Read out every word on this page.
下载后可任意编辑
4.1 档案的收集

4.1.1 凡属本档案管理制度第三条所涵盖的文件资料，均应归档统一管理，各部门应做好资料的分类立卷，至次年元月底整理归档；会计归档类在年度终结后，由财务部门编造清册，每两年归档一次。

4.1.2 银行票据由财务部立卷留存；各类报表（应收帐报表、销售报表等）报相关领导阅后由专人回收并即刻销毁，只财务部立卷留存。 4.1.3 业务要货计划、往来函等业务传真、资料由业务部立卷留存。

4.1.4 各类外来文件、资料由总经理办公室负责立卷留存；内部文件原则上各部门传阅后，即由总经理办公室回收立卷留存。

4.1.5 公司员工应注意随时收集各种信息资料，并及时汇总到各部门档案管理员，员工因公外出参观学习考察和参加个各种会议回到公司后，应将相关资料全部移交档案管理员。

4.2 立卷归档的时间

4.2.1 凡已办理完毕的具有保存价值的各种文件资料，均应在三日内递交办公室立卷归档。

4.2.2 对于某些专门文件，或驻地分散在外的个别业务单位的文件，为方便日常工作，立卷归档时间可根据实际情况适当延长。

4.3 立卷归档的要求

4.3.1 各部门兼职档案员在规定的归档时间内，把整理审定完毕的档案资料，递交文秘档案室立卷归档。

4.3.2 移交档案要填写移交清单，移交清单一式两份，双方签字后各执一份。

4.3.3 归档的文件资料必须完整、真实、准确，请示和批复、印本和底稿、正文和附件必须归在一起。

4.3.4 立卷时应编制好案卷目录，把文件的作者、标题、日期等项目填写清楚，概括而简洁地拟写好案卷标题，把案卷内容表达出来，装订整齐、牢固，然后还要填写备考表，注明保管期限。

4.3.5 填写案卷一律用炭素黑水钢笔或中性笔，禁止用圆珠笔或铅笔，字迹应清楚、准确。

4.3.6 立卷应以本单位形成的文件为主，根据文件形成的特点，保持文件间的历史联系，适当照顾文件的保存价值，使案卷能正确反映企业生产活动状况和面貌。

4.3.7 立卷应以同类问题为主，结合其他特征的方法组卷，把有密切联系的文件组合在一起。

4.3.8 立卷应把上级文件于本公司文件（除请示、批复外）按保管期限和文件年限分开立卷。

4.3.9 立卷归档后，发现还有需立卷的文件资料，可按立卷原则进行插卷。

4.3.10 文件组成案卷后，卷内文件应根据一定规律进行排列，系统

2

TASK DIRECTIONS:
Take the entries above and transcribe them exactly.

SOLUTION FOR THIS PROBLEM:
Read out every word on this page.
下载后可任意编辑
4.1 档案的收集

4.1.1 凡属本档案管理制度第三条所涵盖的文件资料，均应归档统一管理，各部门应做好资料的分类立卷，至次年元月底整理归档；会计归档类在年度终结后，由财务部门编造清册，每两年归档一次。

4.1.2 银行票据由财务部立卷留存；各类报表（应收帐报表、销售报表等）报相关领导阅后由专人回收并即刻销毁，只财务部立卷留存。 4.1.3 业务要货计划、往来函等业务传真、资料由业务部立卷留存。

4.1.4 各类外来文件、资料由总经理办公室负责立卷留存；内部文件原则上各部门传阅后，即由总经理办公室回收立卷留存。

4.1.5 公司员工应注意随时收集各种信息资料，并及时汇总到各部门档案管理员，员工因公外出参观学习考察和参加个各种会议回到公司后，应将相关资料全部移交档案管理员。

4.2 立卷归档的时间

4.2.1 凡已办理完毕的具有保存价值的各种文件资料，均应在三日内递交办公室立卷归档。

4.2.2 对于某些专门文件，或驻地分散在外的个别业务单位的文件，为方便日常工作，立卷归档时间可根据实际情况适当延长。

4.3 立卷归档的要求

4.3.1 各部门兼职档案员在规定的归档时间内，把整理审定完毕的档案资料，递交文秘档案室立卷归档。

4.3.2 移交档案要填写移交清单，移交清单一式两份，双方签字后各执一份。

4.3.3 归档的文件资料必须完整、真实、准确，请示和批复、印本和底稿、正文和附件必须归在一起。

4.3.4 立卷时应编制好案卷目录，把文件的作者、标题、日期等项目填写清楚，概括而简洁地拟写好案卷标题，把案卷内容表达出来，装订整齐、牢固，然后还要填写备考表，注明保管期限。

4.3.5 填写案卷一律用炭素黑水钢笔或中性笔，禁止用圆珠笔或铅笔，字迹应清楚、准确。

4.3.6 立卷应以本单位形成的文件为主，根据文件形成的特点，保持文件间的历史联系，适当照顾文件的保存价值，使案卷能正确反映企业生产活动状况和面貌。

4.3.7 立卷应以同类问题为主，结合其他特征的方法组卷，把有密切联系的文件组合在一起。

4.3.8 立卷应把上级文件于本公司文件（除请示、批复外）按保管期限和文件年限分开立卷。

4.3.9 立卷归档后，发现还有需立卷的文件资料，可按立卷原则进行插卷。

4.3.10 文件组成案卷后，卷内文件应根据一定规律进行排列，系统

2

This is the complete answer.